» TASK BRIEF: Give the entries back exactly, dropping each image.

» EXERCISE INPUT:
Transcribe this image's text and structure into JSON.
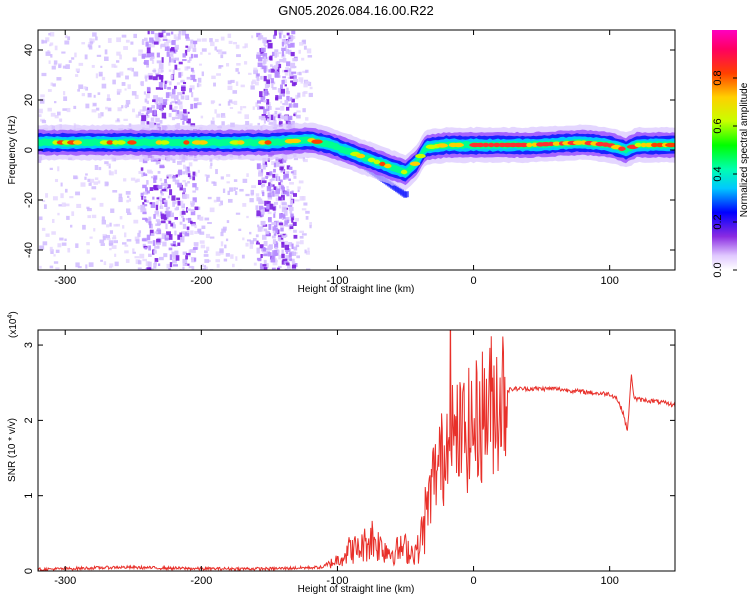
{
  "title": "GN05.2026.084.16.00.R22",
  "chart_data": [
    {
      "type": "heatmap",
      "xlabel": "Height of straight line (km)",
      "ylabel": "Frequency (Hz)",
      "xlim": [
        -320,
        148
      ],
      "ylim": [
        -48,
        48
      ],
      "xticks": [
        -300,
        -200,
        -100,
        0,
        100
      ],
      "xtick_labels": [
        "-300",
        "-200",
        "-100",
        "0",
        "100"
      ],
      "yticks": [
        -40,
        -20,
        0,
        20,
        40
      ],
      "ytick_labels": [
        "-40",
        "-20",
        "0",
        "20",
        "40"
      ],
      "colorbar": {
        "label": "Normalized spectral amplitude",
        "range": [
          0,
          1
        ],
        "ticks": [
          0.0,
          0.2,
          0.4,
          0.6,
          0.8
        ],
        "tick_labels": [
          "0.0",
          "0.2",
          "0.4",
          "0.6",
          "0.8"
        ],
        "colormap": "rainbow"
      },
      "ridge": {
        "x": [
          -320,
          -250,
          -200,
          -150,
          -120,
          -105,
          -90,
          -75,
          -60,
          -50,
          -42,
          -35,
          -20,
          0,
          40,
          80,
          100,
          112,
          120,
          148
        ],
        "y": [
          3,
          3,
          3,
          3,
          4,
          2,
          -1,
          -4,
          -7,
          -9,
          -5,
          1,
          2,
          2,
          2,
          3,
          2,
          0,
          2,
          2
        ]
      },
      "noise_bands": [
        {
          "x_from": -245,
          "x_to": -205
        },
        {
          "x_from": -160,
          "x_to": -132
        }
      ]
    },
    {
      "type": "line",
      "xlabel": "Height of straight line (km)",
      "ylabel": "SNR (10 * v/v)",
      "y_multiplier": "(x10",
      "y_multiplier_exp": "4",
      "xlim": [
        -320,
        148
      ],
      "ylim": [
        0,
        3.2
      ],
      "xticks": [
        -300,
        -200,
        -100,
        0,
        100
      ],
      "xtick_labels": [
        "-300",
        "-200",
        "-100",
        "0",
        "100"
      ],
      "yticks": [
        0,
        1,
        2,
        3
      ],
      "ytick_labels": [
        "0",
        "1",
        "2",
        "3"
      ],
      "line_color": "#e8302a",
      "series": [
        {
          "x": [
            -320,
            -260,
            -200,
            -150,
            -110,
            -100,
            -95,
            -90,
            -85,
            -80,
            -75,
            -70,
            -65,
            -60,
            -55,
            -50,
            -45,
            -40,
            -35,
            -30,
            -25,
            -20,
            -17,
            -15,
            -12,
            -10,
            -5,
            0,
            5,
            10,
            15,
            20,
            25,
            30,
            40,
            50,
            60,
            70,
            80,
            90,
            100,
            105,
            110,
            113,
            116,
            118,
            120,
            125,
            135,
            148
          ],
          "y": [
            0.02,
            0.05,
            0.03,
            0.03,
            0.05,
            0.15,
            0.22,
            0.3,
            0.28,
            0.35,
            0.45,
            0.35,
            0.3,
            0.25,
            0.28,
            0.3,
            0.25,
            0.3,
            0.75,
            1.2,
            1.45,
            1.55,
            3.1,
            1.6,
            1.75,
            1.8,
            1.85,
            1.9,
            2.05,
            2.15,
            2.25,
            2.35,
            2.4,
            2.42,
            2.42,
            2.42,
            2.42,
            2.4,
            2.38,
            2.36,
            2.35,
            2.3,
            2.1,
            1.85,
            2.6,
            2.3,
            2.28,
            2.27,
            2.25,
            2.2
          ]
        }
      ]
    }
  ]
}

» CORRECT OUTPUT:
Transcribe this image's text and structure into JSON.
{
  "title": "GN05.2026.084.16.00.R22",
  "chart_data": [
    {
      "type": "heatmap",
      "xlabel": "Height of straight line (km)",
      "ylabel": "Frequency (Hz)",
      "xlim": [
        -320,
        148
      ],
      "ylim": [
        -48,
        48
      ],
      "xticks": [
        -300,
        -200,
        -100,
        0,
        100
      ],
      "xtick_labels": [
        "-300",
        "-200",
        "-100",
        "0",
        "100"
      ],
      "yticks": [
        -40,
        -20,
        0,
        20,
        40
      ],
      "ytick_labels": [
        "-40",
        "-20",
        "0",
        "20",
        "40"
      ],
      "colorbar": {
        "label": "Normalized spectral amplitude",
        "range": [
          0,
          1
        ],
        "ticks": [
          0.0,
          0.2,
          0.4,
          0.6,
          0.8
        ],
        "tick_labels": [
          "0.0",
          "0.2",
          "0.4",
          "0.6",
          "0.8"
        ],
        "colormap": "rainbow"
      },
      "ridge": {
        "x": [
          -320,
          -250,
          -200,
          -150,
          -120,
          -105,
          -90,
          -75,
          -60,
          -50,
          -42,
          -35,
          -20,
          0,
          40,
          80,
          100,
          112,
          120,
          148
        ],
        "y": [
          3,
          3,
          3,
          3,
          4,
          2,
          -1,
          -4,
          -7,
          -9,
          -5,
          1,
          2,
          2,
          2,
          3,
          2,
          0,
          2,
          2
        ]
      },
      "noise_bands": [
        {
          "x_from": -245,
          "x_to": -205
        },
        {
          "x_from": -160,
          "x_to": -132
        }
      ]
    },
    {
      "type": "line",
      "xlabel": "Height of straight line (km)",
      "ylabel": "SNR (10 * v/v)",
      "y_multiplier": "(x10",
      "y_multiplier_exp": "4",
      "xlim": [
        -320,
        148
      ],
      "ylim": [
        0,
        3.2
      ],
      "xticks": [
        -300,
        -200,
        -100,
        0,
        100
      ],
      "xtick_labels": [
        "-300",
        "-200",
        "-100",
        "0",
        "100"
      ],
      "yticks": [
        0,
        1,
        2,
        3
      ],
      "ytick_labels": [
        "0",
        "1",
        "2",
        "3"
      ],
      "line_color": "#e8302a",
      "series": [
        {
          "x": [
            -320,
            -260,
            -200,
            -150,
            -110,
            -100,
            -95,
            -90,
            -85,
            -80,
            -75,
            -70,
            -65,
            -60,
            -55,
            -50,
            -45,
            -40,
            -35,
            -30,
            -25,
            -20,
            -17,
            -15,
            -12,
            -10,
            -5,
            0,
            5,
            10,
            15,
            20,
            25,
            30,
            40,
            50,
            60,
            70,
            80,
            90,
            100,
            105,
            110,
            113,
            116,
            118,
            120,
            125,
            135,
            148
          ],
          "y": [
            0.02,
            0.05,
            0.03,
            0.03,
            0.05,
            0.15,
            0.22,
            0.3,
            0.28,
            0.35,
            0.45,
            0.35,
            0.3,
            0.25,
            0.28,
            0.3,
            0.25,
            0.3,
            0.75,
            1.2,
            1.45,
            1.55,
            3.1,
            1.6,
            1.75,
            1.8,
            1.85,
            1.9,
            2.05,
            2.15,
            2.25,
            2.35,
            2.4,
            2.42,
            2.42,
            2.42,
            2.42,
            2.4,
            2.38,
            2.36,
            2.35,
            2.3,
            2.1,
            1.85,
            2.6,
            2.3,
            2.28,
            2.27,
            2.25,
            2.2
          ]
        }
      ]
    }
  ]
}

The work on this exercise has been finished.